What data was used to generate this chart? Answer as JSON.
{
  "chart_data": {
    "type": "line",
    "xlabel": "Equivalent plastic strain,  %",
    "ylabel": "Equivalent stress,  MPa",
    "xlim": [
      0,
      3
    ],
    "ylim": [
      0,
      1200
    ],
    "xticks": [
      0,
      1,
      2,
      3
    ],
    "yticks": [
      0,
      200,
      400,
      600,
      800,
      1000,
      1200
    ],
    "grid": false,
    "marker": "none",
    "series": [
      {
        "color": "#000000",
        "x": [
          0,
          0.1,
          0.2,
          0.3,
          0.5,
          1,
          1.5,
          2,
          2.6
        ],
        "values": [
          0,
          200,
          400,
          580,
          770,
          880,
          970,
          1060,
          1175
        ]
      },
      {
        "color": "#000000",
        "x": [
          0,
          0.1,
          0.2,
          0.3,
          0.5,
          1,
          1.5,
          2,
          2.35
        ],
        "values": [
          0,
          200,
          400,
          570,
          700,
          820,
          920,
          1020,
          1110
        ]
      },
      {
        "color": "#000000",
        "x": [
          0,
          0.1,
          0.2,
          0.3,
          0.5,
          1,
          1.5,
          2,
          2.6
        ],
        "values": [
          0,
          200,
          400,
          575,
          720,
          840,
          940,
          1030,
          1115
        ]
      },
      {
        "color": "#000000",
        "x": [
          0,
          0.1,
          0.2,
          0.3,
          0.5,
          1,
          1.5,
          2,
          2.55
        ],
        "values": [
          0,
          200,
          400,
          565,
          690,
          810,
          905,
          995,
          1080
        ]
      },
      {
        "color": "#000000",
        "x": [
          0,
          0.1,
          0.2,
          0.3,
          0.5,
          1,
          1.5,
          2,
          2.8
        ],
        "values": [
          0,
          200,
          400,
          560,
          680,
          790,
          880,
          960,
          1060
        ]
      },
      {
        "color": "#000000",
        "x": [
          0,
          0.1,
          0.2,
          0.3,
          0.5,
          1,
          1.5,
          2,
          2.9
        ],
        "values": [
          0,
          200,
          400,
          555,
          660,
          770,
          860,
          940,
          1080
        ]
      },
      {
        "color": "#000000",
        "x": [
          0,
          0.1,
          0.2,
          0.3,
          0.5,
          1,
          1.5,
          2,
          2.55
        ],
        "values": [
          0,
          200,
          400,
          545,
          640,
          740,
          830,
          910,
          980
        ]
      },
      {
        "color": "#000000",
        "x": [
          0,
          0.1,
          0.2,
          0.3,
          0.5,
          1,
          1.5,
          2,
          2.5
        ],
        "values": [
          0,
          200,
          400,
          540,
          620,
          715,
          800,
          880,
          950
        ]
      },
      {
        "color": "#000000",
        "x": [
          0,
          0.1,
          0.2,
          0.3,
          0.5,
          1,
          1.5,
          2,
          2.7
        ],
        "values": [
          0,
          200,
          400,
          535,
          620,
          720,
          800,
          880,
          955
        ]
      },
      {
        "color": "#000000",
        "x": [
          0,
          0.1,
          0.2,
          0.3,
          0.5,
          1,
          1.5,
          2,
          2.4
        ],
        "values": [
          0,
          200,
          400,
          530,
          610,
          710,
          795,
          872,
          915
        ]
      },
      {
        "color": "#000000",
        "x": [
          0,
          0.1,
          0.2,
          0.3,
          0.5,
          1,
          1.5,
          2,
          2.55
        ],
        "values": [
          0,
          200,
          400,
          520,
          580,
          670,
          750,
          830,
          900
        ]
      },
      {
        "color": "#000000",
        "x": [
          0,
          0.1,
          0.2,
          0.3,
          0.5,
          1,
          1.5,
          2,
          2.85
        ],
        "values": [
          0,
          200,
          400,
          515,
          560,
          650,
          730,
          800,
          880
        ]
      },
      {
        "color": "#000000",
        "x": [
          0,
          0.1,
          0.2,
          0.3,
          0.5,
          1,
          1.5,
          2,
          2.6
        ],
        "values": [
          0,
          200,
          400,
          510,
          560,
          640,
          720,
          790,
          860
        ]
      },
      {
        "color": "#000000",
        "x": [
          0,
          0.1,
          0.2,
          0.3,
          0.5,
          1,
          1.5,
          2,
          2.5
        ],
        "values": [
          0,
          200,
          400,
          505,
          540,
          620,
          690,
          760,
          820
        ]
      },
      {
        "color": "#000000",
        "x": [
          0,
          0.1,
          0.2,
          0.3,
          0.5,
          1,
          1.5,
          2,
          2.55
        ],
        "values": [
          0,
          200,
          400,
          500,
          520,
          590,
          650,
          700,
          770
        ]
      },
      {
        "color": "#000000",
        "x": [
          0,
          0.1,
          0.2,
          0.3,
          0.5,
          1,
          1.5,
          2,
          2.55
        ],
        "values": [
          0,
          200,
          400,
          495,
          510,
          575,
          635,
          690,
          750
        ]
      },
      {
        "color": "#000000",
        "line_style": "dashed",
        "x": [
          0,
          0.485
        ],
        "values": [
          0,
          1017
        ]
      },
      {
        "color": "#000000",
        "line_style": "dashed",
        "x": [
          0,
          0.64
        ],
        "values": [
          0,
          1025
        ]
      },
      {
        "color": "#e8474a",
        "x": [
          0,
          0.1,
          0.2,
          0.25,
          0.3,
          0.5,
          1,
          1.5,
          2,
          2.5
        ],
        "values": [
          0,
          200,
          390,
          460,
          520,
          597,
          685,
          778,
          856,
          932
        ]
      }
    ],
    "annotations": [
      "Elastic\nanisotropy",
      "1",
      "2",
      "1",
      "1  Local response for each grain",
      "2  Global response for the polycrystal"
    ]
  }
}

---

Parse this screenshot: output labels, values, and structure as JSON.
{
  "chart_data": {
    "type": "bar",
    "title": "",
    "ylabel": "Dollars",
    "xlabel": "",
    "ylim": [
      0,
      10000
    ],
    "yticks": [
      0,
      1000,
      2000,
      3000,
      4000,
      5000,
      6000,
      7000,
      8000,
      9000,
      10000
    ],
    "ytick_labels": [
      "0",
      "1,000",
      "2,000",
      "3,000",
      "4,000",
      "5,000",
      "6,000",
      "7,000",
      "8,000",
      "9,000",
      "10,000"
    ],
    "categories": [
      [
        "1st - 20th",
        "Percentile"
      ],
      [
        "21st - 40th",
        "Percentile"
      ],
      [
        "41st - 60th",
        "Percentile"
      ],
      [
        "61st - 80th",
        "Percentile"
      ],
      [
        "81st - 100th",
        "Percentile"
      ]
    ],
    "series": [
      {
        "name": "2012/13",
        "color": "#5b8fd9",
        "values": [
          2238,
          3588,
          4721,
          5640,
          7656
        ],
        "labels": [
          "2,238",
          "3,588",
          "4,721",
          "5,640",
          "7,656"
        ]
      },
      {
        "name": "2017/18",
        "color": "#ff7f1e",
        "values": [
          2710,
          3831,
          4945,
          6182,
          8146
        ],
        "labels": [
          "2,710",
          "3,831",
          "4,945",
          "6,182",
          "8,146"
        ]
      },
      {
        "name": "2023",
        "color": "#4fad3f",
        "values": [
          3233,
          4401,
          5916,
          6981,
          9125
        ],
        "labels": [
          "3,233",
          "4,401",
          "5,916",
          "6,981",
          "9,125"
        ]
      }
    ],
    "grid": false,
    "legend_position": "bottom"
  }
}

GIVEN EXERCISE. Find the lines containing "Equivalent" and pull them out.

REPLY.
    "xlabel": "Equivalent plastic strain,  %",
    "ylabel": "Equivalent stress,  MPa",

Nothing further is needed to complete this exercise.